** Given task 1 **
Return the passage on 2019 protests from "The motives of" to "angst and anger.", copied word for word.

** Document passage **
···

Why 2019 will be remembered as the year of protests
Here’s an apt summary of our present: “All over the world, the protesters … share a belief that their countries’ economies have grown dysfunctional and corrupt — sham democracies rigged to favour the powerful and prevent significant change. They are fervent democrats … Decades after the final failure and abandonment of communism, they believe they’re experiencing the failure of hell-bent megascaled crony hypercapitalism and pine for some third way, a new social contract.”
That desire for a “new social contract” fuelled the gilets jaunes (yellow vests) shutting down Paris, as well as the protest movement that brought more than a million to the streets of Chile’s capital. Anger over feckless regimes spurred mass uprisings across the Arab world, unseating leaders in Algeria, Sudan, Lebanon and Iraq. In Hong Kong, “fervent small-d democrats” held the line against Beijing for more than half a year, in a daring showdown with the most powerful single-party state on Earth that will carry into 2020.
Except the passage above was written not in 2019 but in 2011.
It’s an excerpt from Time magazine’s Person of the Year issue, which the publication had then awarded to ‘The Protester’, a catchall figure to encompass those on the front lines of the pro-democracy uprisings. The shine of two decades of globalisation and liberalisation had worn off. Western democracies reeled from financial crash and recession; citizens in corrupt, authoritarian states chafed against their repression. Protesters everywhere lived in societies that had “not quite totally arrived at the end of history”.
The motives of the millions who marched this year in Santiago and La Paz, Algiers and Basra, London and Berlin, New Delhi and Hong Kong were as varied as their geography. But they were united in what became an epochal display of global discontent, an explosion of popular unrest that capped a decade of angst and anger.

···

** Records for this task **
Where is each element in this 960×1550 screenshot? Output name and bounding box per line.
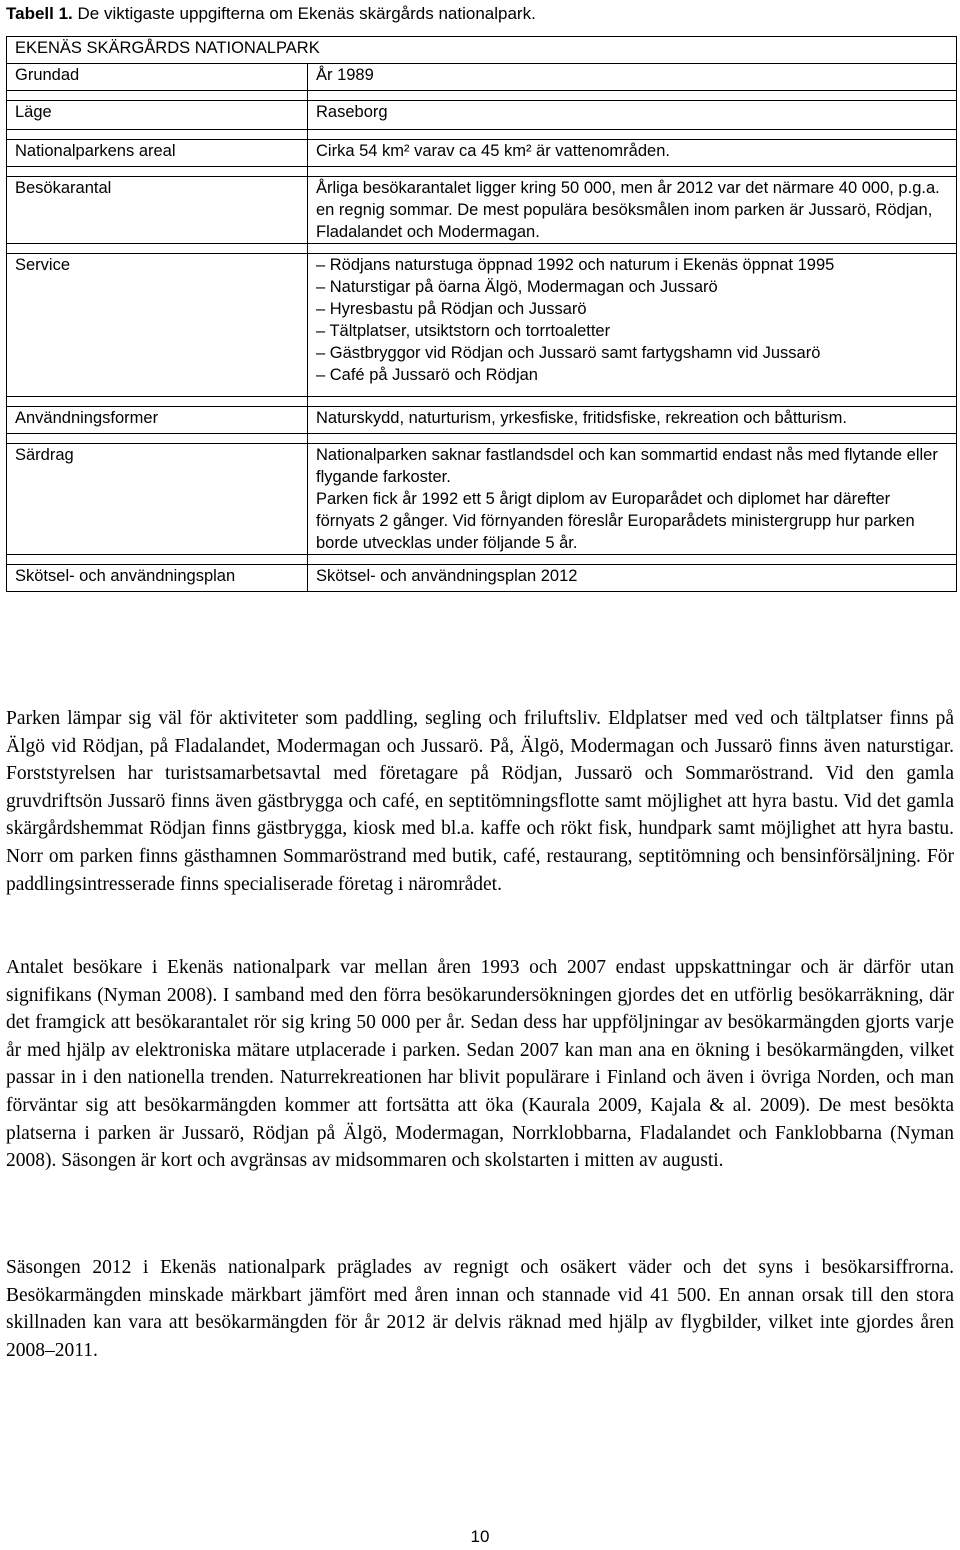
table-row	[7, 101, 957, 130]
park-facts-table	[6, 36, 957, 592]
row-value-sardrag	[308, 444, 957, 555]
row-key-grundad: Grundad	[7, 64, 308, 91]
row-key-skotsel: Skötsel- och användningsplan	[7, 565, 308, 592]
row-value-anvandning: Naturskydd, naturturism, yrkesfiske, fritidsfiske, rekreation och båtturism.	[308, 407, 957, 434]
table-row	[7, 444, 957, 555]
table-row	[7, 565, 957, 592]
table-row	[7, 177, 957, 244]
table-caption-text: De viktigaste uppgifterna om Ekenäs skärgårds nationalpark.	[77, 4, 536, 23]
spacer-row	[7, 434, 957, 444]
table-header-row	[7, 37, 957, 64]
row-value-grundad: År 1989	[308, 64, 957, 91]
table-caption	[6, 4, 536, 24]
list-item: – Hyresbastu på Rödjan och Jussarö	[316, 300, 587, 318]
spacer-row	[7, 397, 957, 407]
spacer-row	[7, 167, 957, 177]
row-key-sardrag: Särdrag	[7, 444, 308, 555]
table-caption-label: Tabell 1.	[6, 4, 73, 23]
spacer-row	[7, 130, 957, 140]
table-row	[7, 254, 957, 397]
paragraph-text: Säsongen 2012 i Ekenäs nationalpark präglades av regnigt och osäkert väder och det syns i besökarsiffrorna. Besökarmängden minskade märkbart jämfört med åren innan och stannade vid 41 500. En annan orsak till den stora skillnaden kan vara att besökarmängden för år 2012 är delvis räknad med hjälp av flygbilder, vilket inte gjordes åren 2008–2011.	[6, 1257, 954, 1361]
sardrag-text-1: Nationalparken saknar fastlandsdel och kan sommartid endast nås med flytande eller flygande farkoster.	[316, 446, 938, 486]
row-key-areal: Nationalparkens areal	[7, 140, 308, 167]
list-item: – Café på Jussarö och Rödjan	[316, 366, 538, 384]
list-item: – Gästbryggor vid Rödjan och Jussarö samt fartygshamn vid Jussarö	[316, 344, 821, 362]
row-value-service	[308, 254, 957, 397]
page-number: 10	[470, 1527, 490, 1546]
row-key-besokarantal: Besökarantal	[7, 177, 308, 244]
table-row	[7, 64, 957, 91]
row-value-besokarantal: Årliga besökarantalet ligger kring 50 000, men år 2012 var det närmare 40 000, p.g.a. en regnig sommar. De mest populära besöksmålen inom parken är Jussarö, Rödjan, Fladalandet och Modermagan.	[308, 177, 957, 244]
table-row	[7, 140, 957, 167]
row-value-areal: Cirka 54 km² varav ca 45 km² är vattenområden.	[308, 140, 957, 167]
list-item: – Rödjans naturstuga öppnad 1992 och naturum i Ekenäs öppnat 1995	[316, 256, 835, 274]
body-paragraph-3	[6, 1254, 954, 1364]
body-paragraph-1	[6, 705, 954, 898]
row-value-lage: Raseborg	[308, 101, 957, 130]
spacer-row	[7, 555, 957, 565]
body-paragraph-2	[6, 954, 954, 1175]
list-item: – Tältplatser, utsiktstorn och torrtoaletter	[316, 322, 611, 340]
row-key-anvandning: Användningsformer	[7, 407, 308, 434]
paragraph-text: Parken lämpar sig väl för aktiviteter som paddling, segling och friluftsliv. Eldplatser med ved och tältplatser finns på Älgö vid Rödjan, på Fladalandet, Modermagan och Jussarö. På, Älgö, Modermagan och Jussarö finns även naturstigar. Forststyrelsen har turistsamarbetsavtal med företagare på Rödjan, Jussarö och Sommaröstrand. Vid den gamla gruvdriftsön Jussarö finns även gästbrygga och café, en septitömningsflotte samt möjlighet att hyra bastu. Vid det gamla skärgårdshemmat Rödjan finns gästbrygga, kiosk med bl.a. kaffe och rökt fisk, hundpark samt möjlighet att hyra bastu. Norr om parken finns gästhamnen Sommaröstrand med butik, café, restaurang, septitömning och bensinförsäljning. För paddlingsintresserade finns specialiserade företag i närområdet.	[6, 708, 954, 895]
table-row	[7, 407, 957, 434]
spacer-row	[7, 91, 957, 101]
sardrag-text-2: Parken fick år 1992 ett 5 årigt diplom av Europarådet och diplomet har därefter förnyats 2 gånger. Vid förnyanden föreslår Europarådets ministergrupp hur parken borde utvecklas under följande 5 år.	[316, 490, 915, 552]
row-value-skotsel: Skötsel- och användningsplan 2012	[308, 565, 957, 592]
table-header: EKENÄS SKÄRGÅRDS NATIONALPARK	[7, 37, 957, 64]
row-key-lage: Läge	[7, 101, 308, 130]
spacer-row	[7, 244, 957, 254]
list-item: – Naturstigar på öarna Älgö, Modermagan och Jussarö	[316, 278, 718, 296]
paragraph-text: Antalet besökare i Ekenäs nationalpark var mellan åren 1993 och 2007 endast uppskattningar och är därför utan signifikans (Nyman 2008). I samband med den förra besökarundersökningen gjordes det en utförlig besökarräkning, där det framgick att besökarantalet rör sig kring 50 000 per år. Sedan dess har uppföljningar av besökarmängden gjorts varje år med hjälp av elektroniska mätare utplacerade i parken. Sedan 2007 kan man ana en ökning i besökarmängden, vilket passar in i den nationella trenden. Naturrekreationen har blivit populärare i Finland och även i övriga Norden, och man förväntar sig att besökarmängden kommer att fortsätta att öka (Kaurala 2009, Kajala & al. 2009). De mest besökta platserna i parken är Jussarö, Rödjan på Älgö, Modermagan, Norrklobbarna, Fladalandet och Fanklobbarna (Nyman 2008). Säsongen är kort och avgränsas av midsommaren och skolstarten i mitten av augusti.	[6, 957, 954, 1172]
row-key-service: Service	[7, 254, 308, 397]
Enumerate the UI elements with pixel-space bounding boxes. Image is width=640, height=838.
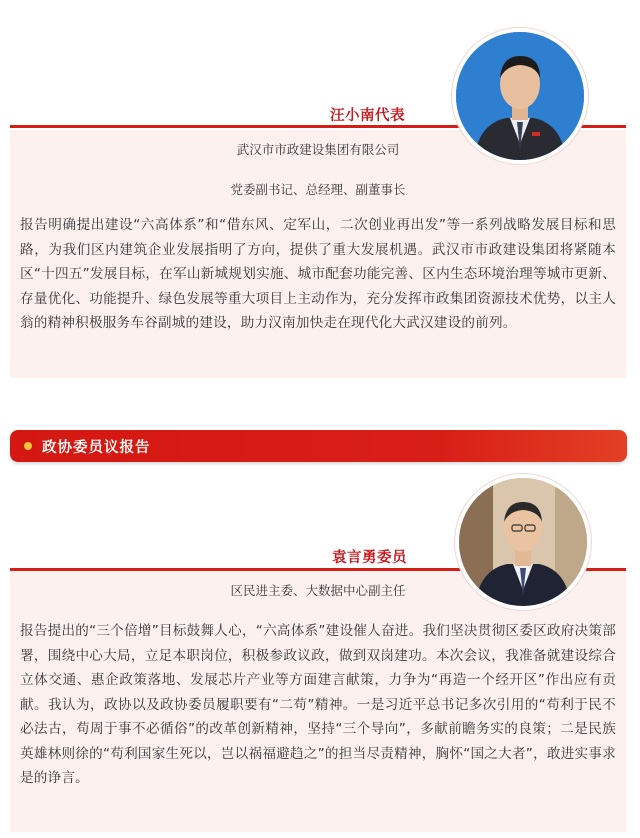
member-position: 区民进主委、大数据中心副主任 — [230, 583, 406, 598]
delegate-name: 汪小南代表 — [330, 108, 405, 124]
delegate-organization: 武汉市市政建设集团有限公司 — [236, 142, 400, 157]
member-name: 袁言勇委员 — [332, 550, 407, 566]
bullet-dot-icon — [24, 442, 32, 450]
delegate-position: 党委副书记、总经理、副董事长 — [230, 182, 406, 197]
section-banner — [10, 430, 627, 462]
delegate-speech: 报告明确提出建设“六高体系”和“借东风、定军山，二次创业再出发”等一系列战略发展目标和思路，为我们区内建筑企业发展指明了方向，提供了重大发展机遇。武汉市市政建设集团将紧随本区“十四五”发展目标，在军山新城规划实施、城市配套功能完善、区内生态环境治理等城市更新、存量优化、功能提升、绿色发展等重大项目上主动作为，充分发挥市政集团资源技术优势，以主人翁的精神积极服务车谷副城的建设，助力汉南加快走在现代化大武汉建设的前列。 — [20, 217, 616, 331]
banner-title: 政协委员议报告 — [42, 440, 151, 456]
member-speech: 报告提出的“三个倍增”目标鼓舞人心，“六高体系”建设催人奋进。我们坚决贯彻区委区政府决策部署，围绕中心大局，立足本职岗位，积极参政议政，做到双岗建功。本次会议，我准备就建设综合立体交通、惠企政策落地、发展芯片产业等方面建言献策，力争为“再造一个经开区”作出应有贡献。我认为，政协以及政协委员履职要有“二苟”精神。一是习近平总书记多次引用的“苟利于民不必法古，苟周于事不必循俗”的改革创新精神，坚持“三个导向”，多献前瞻务实的良策；二是民族英雄林则徐的“苟利国家生死以，岂以祸福避趋之”的担当尽责精神，胸怀“国之大者”，敢进实事求是的诤言。 — [20, 623, 616, 786]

···

** Given task 2 **
In the listing, rewrite the lines from the line with "member-position: 区民进主委、大数据中心副主任 —" to the line with "delegate-position: 党委副书记、总经理、副董事长 —", replacing "delegate" with "deputy" and leaving everything else as it is.

** Final answer 1 **
The motives of the millions who marched this year in Santiago and La Paz, Algiers and Basra, London and Berlin, New Delhi and Hong Kong were as varied as their geography. But they were united in what became an epochal display of global discontent, an explosion of popular unrest that capped a decade of angst and anger.

** Final answer 2 **
member-position: 区民进主委、大数据中心副主任 — [230, 583, 406, 598]
deputy-name: 汪小南代表 — [330, 108, 405, 124]
deputy-organization: 武汉市市政建设集团有限公司 — [236, 142, 400, 157]
member-name: 袁言勇委员 — [332, 550, 407, 566]
bullet-dot-icon — [24, 442, 32, 450]
deputy-position: 党委副书记、总经理、副董事长 — [230, 182, 406, 197]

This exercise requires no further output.